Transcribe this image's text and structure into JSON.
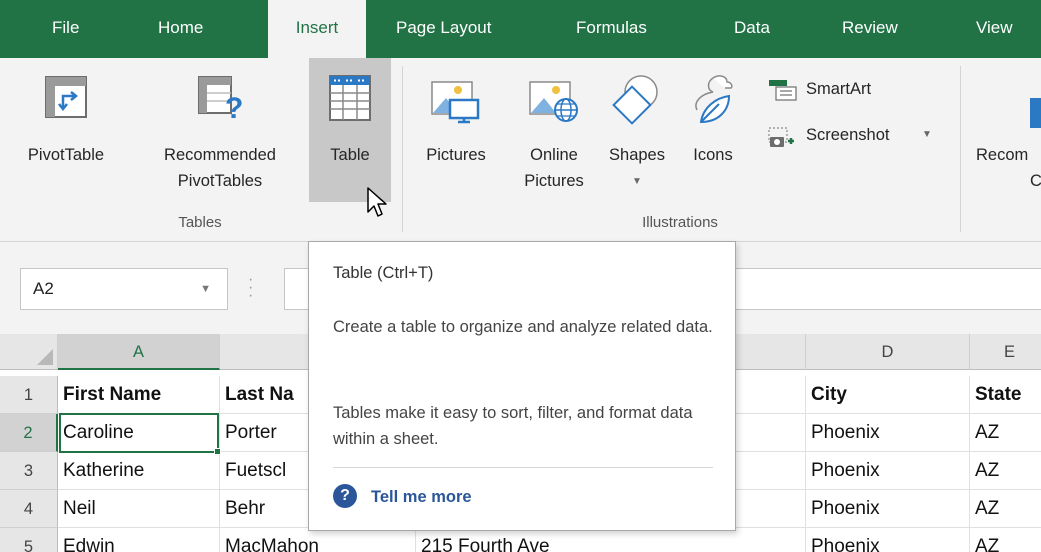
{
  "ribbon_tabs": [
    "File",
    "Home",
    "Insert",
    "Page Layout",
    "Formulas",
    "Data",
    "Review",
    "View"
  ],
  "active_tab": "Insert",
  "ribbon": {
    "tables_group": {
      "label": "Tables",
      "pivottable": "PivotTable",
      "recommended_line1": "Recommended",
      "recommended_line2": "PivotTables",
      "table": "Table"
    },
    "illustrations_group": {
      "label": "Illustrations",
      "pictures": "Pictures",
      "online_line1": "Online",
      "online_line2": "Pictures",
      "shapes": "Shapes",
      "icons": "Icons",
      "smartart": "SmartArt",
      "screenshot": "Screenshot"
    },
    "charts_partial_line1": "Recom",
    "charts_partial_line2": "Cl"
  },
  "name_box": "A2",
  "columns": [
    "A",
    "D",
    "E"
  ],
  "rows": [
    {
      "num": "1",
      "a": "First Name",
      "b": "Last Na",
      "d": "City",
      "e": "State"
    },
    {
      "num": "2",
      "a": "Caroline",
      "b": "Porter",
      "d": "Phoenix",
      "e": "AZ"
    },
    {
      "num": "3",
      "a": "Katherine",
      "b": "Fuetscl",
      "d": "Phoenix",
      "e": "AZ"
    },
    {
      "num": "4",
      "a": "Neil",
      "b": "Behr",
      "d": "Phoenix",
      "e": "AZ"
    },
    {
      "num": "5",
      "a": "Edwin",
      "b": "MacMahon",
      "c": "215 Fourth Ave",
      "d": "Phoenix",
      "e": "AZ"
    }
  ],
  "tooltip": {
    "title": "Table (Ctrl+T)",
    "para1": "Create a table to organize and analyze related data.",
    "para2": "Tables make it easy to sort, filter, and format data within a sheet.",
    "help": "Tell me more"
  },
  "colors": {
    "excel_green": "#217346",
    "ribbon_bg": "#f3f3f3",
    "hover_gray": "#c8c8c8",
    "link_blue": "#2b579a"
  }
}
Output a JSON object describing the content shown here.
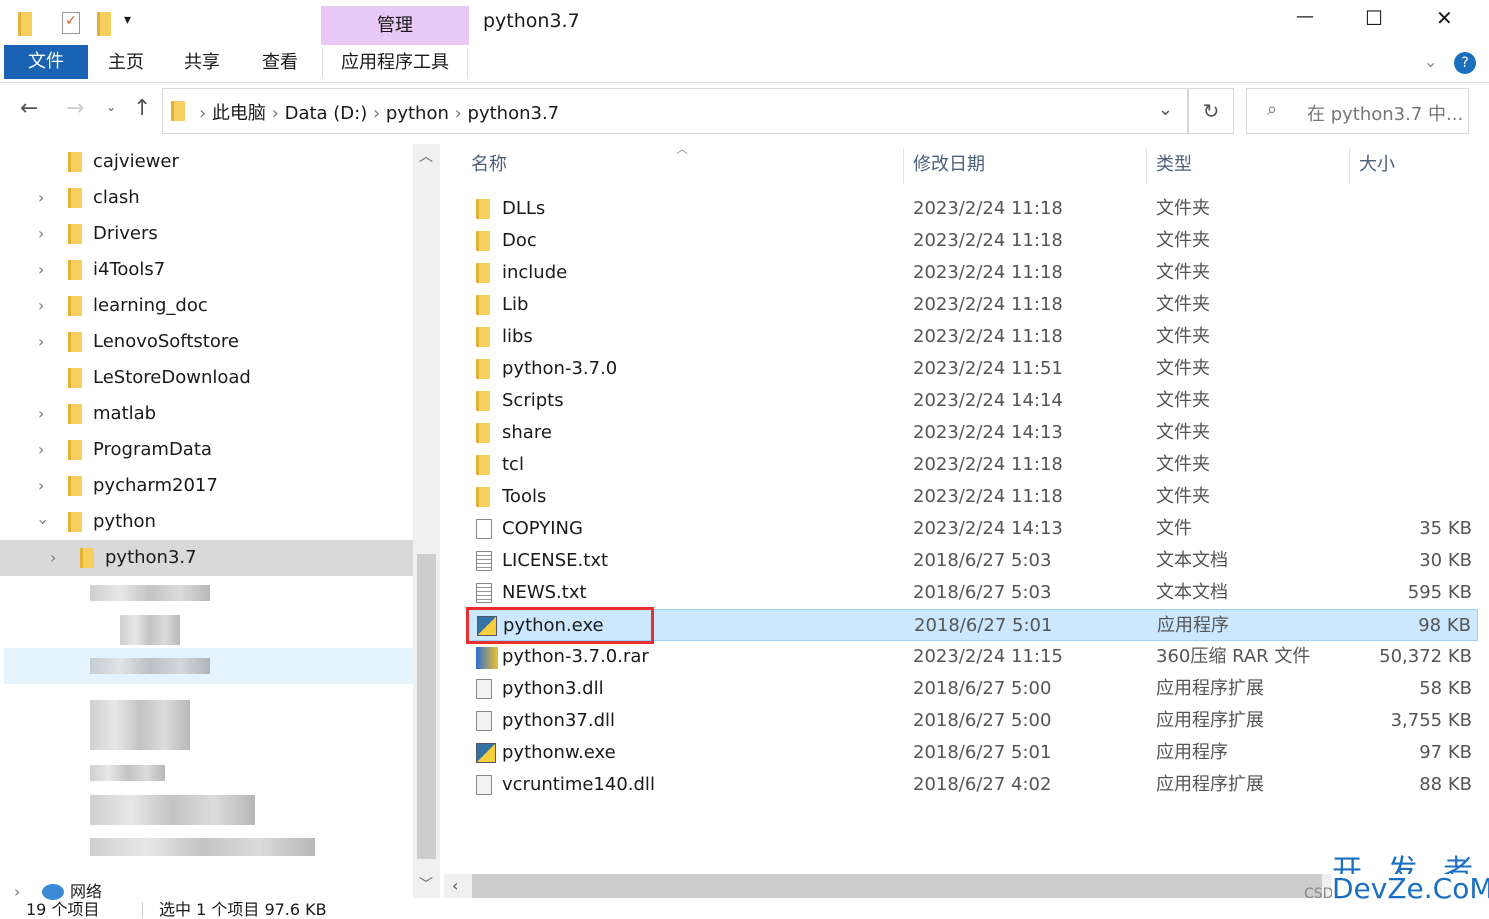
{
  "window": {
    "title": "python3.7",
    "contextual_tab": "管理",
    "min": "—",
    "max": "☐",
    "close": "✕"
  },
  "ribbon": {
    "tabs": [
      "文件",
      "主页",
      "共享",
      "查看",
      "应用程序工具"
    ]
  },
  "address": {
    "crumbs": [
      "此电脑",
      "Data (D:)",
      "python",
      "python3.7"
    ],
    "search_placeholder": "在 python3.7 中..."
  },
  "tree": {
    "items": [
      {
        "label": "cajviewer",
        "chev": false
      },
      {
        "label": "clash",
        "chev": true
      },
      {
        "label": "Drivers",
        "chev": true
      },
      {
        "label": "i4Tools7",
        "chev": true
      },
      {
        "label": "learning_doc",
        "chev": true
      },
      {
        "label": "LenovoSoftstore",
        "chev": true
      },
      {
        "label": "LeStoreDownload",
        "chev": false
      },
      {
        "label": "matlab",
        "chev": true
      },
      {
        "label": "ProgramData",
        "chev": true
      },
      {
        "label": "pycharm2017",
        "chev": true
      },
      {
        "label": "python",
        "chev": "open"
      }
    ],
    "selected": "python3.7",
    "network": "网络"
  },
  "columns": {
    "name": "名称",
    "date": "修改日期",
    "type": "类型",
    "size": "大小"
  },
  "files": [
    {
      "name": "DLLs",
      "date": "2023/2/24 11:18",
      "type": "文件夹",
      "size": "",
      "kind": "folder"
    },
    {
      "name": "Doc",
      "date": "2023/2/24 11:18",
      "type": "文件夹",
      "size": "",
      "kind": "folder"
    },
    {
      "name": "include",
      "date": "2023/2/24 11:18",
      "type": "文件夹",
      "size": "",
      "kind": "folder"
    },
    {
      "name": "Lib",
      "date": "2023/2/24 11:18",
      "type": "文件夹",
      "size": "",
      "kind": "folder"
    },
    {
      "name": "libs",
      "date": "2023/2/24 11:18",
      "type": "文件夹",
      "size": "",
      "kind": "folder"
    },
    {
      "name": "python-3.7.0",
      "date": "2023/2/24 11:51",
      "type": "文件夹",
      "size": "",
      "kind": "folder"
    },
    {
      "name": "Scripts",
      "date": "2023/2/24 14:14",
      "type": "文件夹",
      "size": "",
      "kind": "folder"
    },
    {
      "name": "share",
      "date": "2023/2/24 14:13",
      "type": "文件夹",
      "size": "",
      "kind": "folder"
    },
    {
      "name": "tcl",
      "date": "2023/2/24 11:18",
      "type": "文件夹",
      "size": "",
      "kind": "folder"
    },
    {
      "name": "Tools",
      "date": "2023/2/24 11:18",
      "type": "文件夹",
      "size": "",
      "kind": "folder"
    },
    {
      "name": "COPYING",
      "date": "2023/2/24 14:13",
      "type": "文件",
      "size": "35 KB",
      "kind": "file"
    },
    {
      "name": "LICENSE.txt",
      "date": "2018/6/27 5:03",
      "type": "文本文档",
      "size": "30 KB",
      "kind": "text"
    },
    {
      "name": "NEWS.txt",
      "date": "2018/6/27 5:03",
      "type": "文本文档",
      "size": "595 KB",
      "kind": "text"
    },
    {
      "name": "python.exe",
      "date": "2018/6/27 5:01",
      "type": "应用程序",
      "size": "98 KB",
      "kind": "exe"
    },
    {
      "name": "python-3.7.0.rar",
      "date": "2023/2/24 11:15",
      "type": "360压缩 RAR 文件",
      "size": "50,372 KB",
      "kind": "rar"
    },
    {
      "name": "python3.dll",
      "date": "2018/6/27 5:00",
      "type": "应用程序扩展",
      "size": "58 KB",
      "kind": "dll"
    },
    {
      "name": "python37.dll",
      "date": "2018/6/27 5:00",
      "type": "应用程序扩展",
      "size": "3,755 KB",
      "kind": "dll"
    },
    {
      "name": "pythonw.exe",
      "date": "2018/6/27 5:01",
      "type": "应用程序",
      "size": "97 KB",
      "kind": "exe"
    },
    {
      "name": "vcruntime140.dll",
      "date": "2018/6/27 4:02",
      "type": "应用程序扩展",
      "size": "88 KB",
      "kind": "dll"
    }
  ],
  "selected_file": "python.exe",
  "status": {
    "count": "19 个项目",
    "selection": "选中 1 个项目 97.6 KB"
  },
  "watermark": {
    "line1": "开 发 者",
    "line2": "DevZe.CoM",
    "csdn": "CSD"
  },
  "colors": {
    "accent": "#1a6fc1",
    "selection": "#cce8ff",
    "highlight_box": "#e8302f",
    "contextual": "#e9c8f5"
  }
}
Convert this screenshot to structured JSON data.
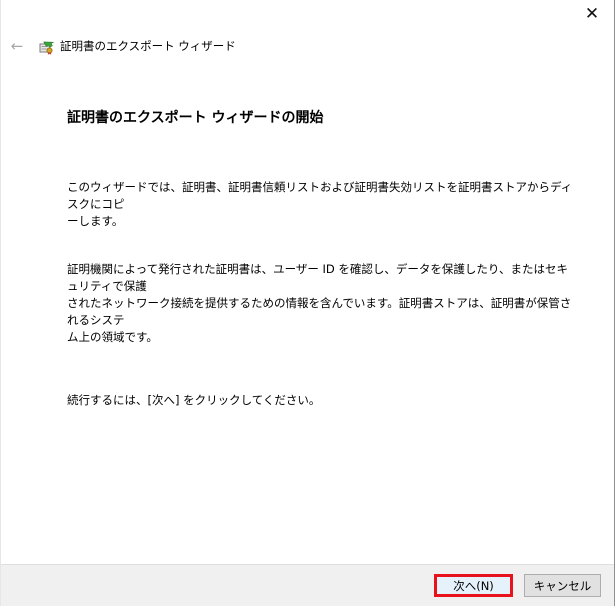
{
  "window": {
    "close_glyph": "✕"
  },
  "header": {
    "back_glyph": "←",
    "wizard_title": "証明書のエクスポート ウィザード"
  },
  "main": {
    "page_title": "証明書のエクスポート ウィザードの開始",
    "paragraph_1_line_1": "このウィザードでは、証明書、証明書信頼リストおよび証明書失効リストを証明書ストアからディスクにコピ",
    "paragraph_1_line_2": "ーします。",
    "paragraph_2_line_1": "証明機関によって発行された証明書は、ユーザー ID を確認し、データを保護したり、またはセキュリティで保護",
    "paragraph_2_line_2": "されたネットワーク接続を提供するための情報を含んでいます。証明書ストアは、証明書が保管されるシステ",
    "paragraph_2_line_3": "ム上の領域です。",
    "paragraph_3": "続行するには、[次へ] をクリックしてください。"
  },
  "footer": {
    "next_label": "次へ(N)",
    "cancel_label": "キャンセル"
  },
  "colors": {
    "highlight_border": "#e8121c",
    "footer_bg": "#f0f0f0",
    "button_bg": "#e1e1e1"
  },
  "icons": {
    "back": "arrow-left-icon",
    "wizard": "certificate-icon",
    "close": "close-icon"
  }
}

□ □ □

* [What is being asked]:
Omit pictures; set down the rest of the material word for word.

* [Exercise solution]:
Transcribe this image's text and structure into JSON.
{
  "ribbon_tabs": [
    "File",
    "Home",
    "Insert",
    "Page Layout",
    "Formulas",
    "Data",
    "Review",
    "View"
  ],
  "active_tab": "Insert",
  "ribbon": {
    "tables_group": {
      "label": "Tables",
      "pivottable": "PivotTable",
      "recommended_line1": "Recommended",
      "recommended_line2": "PivotTables",
      "table": "Table"
    },
    "illustrations_group": {
      "label": "Illustrations",
      "pictures": "Pictures",
      "online_line1": "Online",
      "online_line2": "Pictures",
      "shapes": "Shapes",
      "icons": "Icons",
      "smartart": "SmartArt",
      "screenshot": "Screenshot"
    },
    "charts_partial_line1": "Recom",
    "charts_partial_line2": "Cl"
  },
  "name_box": "A2",
  "columns": [
    "A",
    "D",
    "E"
  ],
  "rows": [
    {
      "num": "1",
      "a": "First Name",
      "b": "Last Na",
      "d": "City",
      "e": "State"
    },
    {
      "num": "2",
      "a": "Caroline",
      "b": "Porter",
      "d": "Phoenix",
      "e": "AZ"
    },
    {
      "num": "3",
      "a": "Katherine",
      "b": "Fuetscl",
      "d": "Phoenix",
      "e": "AZ"
    },
    {
      "num": "4",
      "a": "Neil",
      "b": "Behr",
      "d": "Phoenix",
      "e": "AZ"
    },
    {
      "num": "5",
      "a": "Edwin",
      "b": "MacMahon",
      "c": "215 Fourth Ave",
      "d": "Phoenix",
      "e": "AZ"
    }
  ],
  "tooltip": {
    "title": "Table (Ctrl+T)",
    "para1": "Create a table to organize and analyze related data.",
    "para2": "Tables make it easy to sort, filter, and format data within a sheet.",
    "help": "Tell me more"
  },
  "colors": {
    "excel_green": "#217346",
    "ribbon_bg": "#f3f3f3",
    "hover_gray": "#c8c8c8",
    "link_blue": "#2b579a"
  }
}
Output a JSON object describing the content shown here.
{
  "window": {
    "title": "python3.7",
    "contextual_tab": "管理",
    "min": "—",
    "max": "☐",
    "close": "✕"
  },
  "ribbon": {
    "tabs": [
      "文件",
      "主页",
      "共享",
      "查看",
      "应用程序工具"
    ]
  },
  "address": {
    "crumbs": [
      "此电脑",
      "Data (D:)",
      "python",
      "python3.7"
    ],
    "search_placeholder": "在 python3.7 中..."
  },
  "tree": {
    "items": [
      {
        "label": "cajviewer",
        "chev": false
      },
      {
        "label": "clash",
        "chev": true
      },
      {
        "label": "Drivers",
        "chev": true
      },
      {
        "label": "i4Tools7",
        "chev": true
      },
      {
        "label": "learning_doc",
        "chev": true
      },
      {
        "label": "LenovoSoftstore",
        "chev": true
      },
      {
        "label": "LeStoreDownload",
        "chev": false
      },
      {
        "label": "matlab",
        "chev": true
      },
      {
        "label": "ProgramData",
        "chev": true
      },
      {
        "label": "pycharm2017",
        "chev": true
      },
      {
        "label": "python",
        "chev": "open"
      }
    ],
    "selected": "python3.7",
    "network": "网络"
  },
  "columns": {
    "name": "名称",
    "date": "修改日期",
    "type": "类型",
    "size": "大小"
  },
  "files": [
    {
      "name": "DLLs",
      "date": "2023/2/24 11:18",
      "type": "文件夹",
      "size": "",
      "kind": "folder"
    },
    {
      "name": "Doc",
      "date": "2023/2/24 11:18",
      "type": "文件夹",
      "size": "",
      "kind": "folder"
    },
    {
      "name": "include",
      "date": "2023/2/24 11:18",
      "type": "文件夹",
      "size": "",
      "kind": "folder"
    },
    {
      "name": "Lib",
      "date": "2023/2/24 11:18",
      "type": "文件夹",
      "size": "",
      "kind": "folder"
    },
    {
      "name": "libs",
      "date": "2023/2/24 11:18",
      "type": "文件夹",
      "size": "",
      "kind": "folder"
    },
    {
      "name": "python-3.7.0",
      "date": "2023/2/24 11:51",
      "type": "文件夹",
      "size": "",
      "kind": "folder"
    },
    {
      "name": "Scripts",
      "date": "2023/2/24 14:14",
      "type": "文件夹",
      "size": "",
      "kind": "folder"
    },
    {
      "name": "share",
      "date": "2023/2/24 14:13",
      "type": "文件夹",
      "size": "",
      "kind": "folder"
    },
    {
      "name": "tcl",
      "date": "2023/2/24 11:18",
      "type": "文件夹",
      "size": "",
      "kind": "folder"
    },
    {
      "name": "Tools",
      "date": "2023/2/24 11:18",
      "type": "文件夹",
      "size": "",
      "kind": "folder"
    },
    {
      "name": "COPYING",
      "date": "2023/2/24 14:13",
      "type": "文件",
      "size": "35 KB",
      "kind": "file"
    },
    {
      "name": "LICENSE.txt",
      "date": "2018/6/27 5:03",
      "type": "文本文档",
      "size": "30 KB",
      "kind": "text"
    },
    {
      "name": "NEWS.txt",
      "date": "2018/6/27 5:03",
      "type": "文本文档",
      "size": "595 KB",
      "kind": "text"
    },
    {
      "name": "python.exe",
      "date": "2018/6/27 5:01",
      "type": "应用程序",
      "size": "98 KB",
      "kind": "exe"
    },
    {
      "name": "python-3.7.0.rar",
      "date": "2023/2/24 11:15",
      "type": "360压缩 RAR 文件",
      "size": "50,372 KB",
      "kind": "rar"
    },
    {
      "name": "python3.dll",
      "date": "2018/6/27 5:00",
      "type": "应用程序扩展",
      "size": "58 KB",
      "kind": "dll"
    },
    {
      "name": "python37.dll",
      "date": "2018/6/27 5:00",
      "type": "应用程序扩展",
      "size": "3,755 KB",
      "kind": "dll"
    },
    {
      "name": "pythonw.exe",
      "date": "2018/6/27 5:01",
      "type": "应用程序",
      "size": "97 KB",
      "kind": "exe"
    },
    {
      "name": "vcruntime140.dll",
      "date": "2018/6/27 4:02",
      "type": "应用程序扩展",
      "size": "88 KB",
      "kind": "dll"
    }
  ],
  "selected_file": "python.exe",
  "status": {
    "count": "19 个项目",
    "selection": "选中 1 个项目 97.6 KB"
  },
  "watermark": {
    "line1": "开 发 者",
    "line2": "DevZe.CoM",
    "csdn": "CSD"
  },
  "colors": {
    "accent": "#1a6fc1",
    "selection": "#cce8ff",
    "highlight_box": "#e8302f",
    "contextual": "#e9c8f5"
  }
}
Convert this screenshot to structured JSON data.
{
  "window": {
    "close_glyph": "✕"
  },
  "header": {
    "back_glyph": "←",
    "wizard_title": "証明書のエクスポート ウィザード"
  },
  "main": {
    "page_title": "証明書のエクスポート ウィザードの開始",
    "paragraph_1_line_1": "このウィザードでは、証明書、証明書信頼リストおよび証明書失効リストを証明書ストアからディスクにコピ",
    "paragraph_1_line_2": "ーします。",
    "paragraph_2_line_1": "証明機関によって発行された証明書は、ユーザー ID を確認し、データを保護したり、またはセキュリティで保護",
    "paragraph_2_line_2": "されたネットワーク接続を提供するための情報を含んでいます。証明書ストアは、証明書が保管されるシステ",
    "paragraph_2_line_3": "ム上の領域です。",
    "paragraph_3": "続行するには、[次へ] をクリックしてください。"
  },
  "footer": {
    "next_label": "次へ(N)",
    "cancel_label": "キャンセル"
  },
  "colors": {
    "highlight_border": "#e8121c",
    "footer_bg": "#f0f0f0",
    "button_bg": "#e1e1e1"
  },
  "icons": {
    "back": "arrow-left-icon",
    "wizard": "certificate-icon",
    "close": "close-icon"
  }
}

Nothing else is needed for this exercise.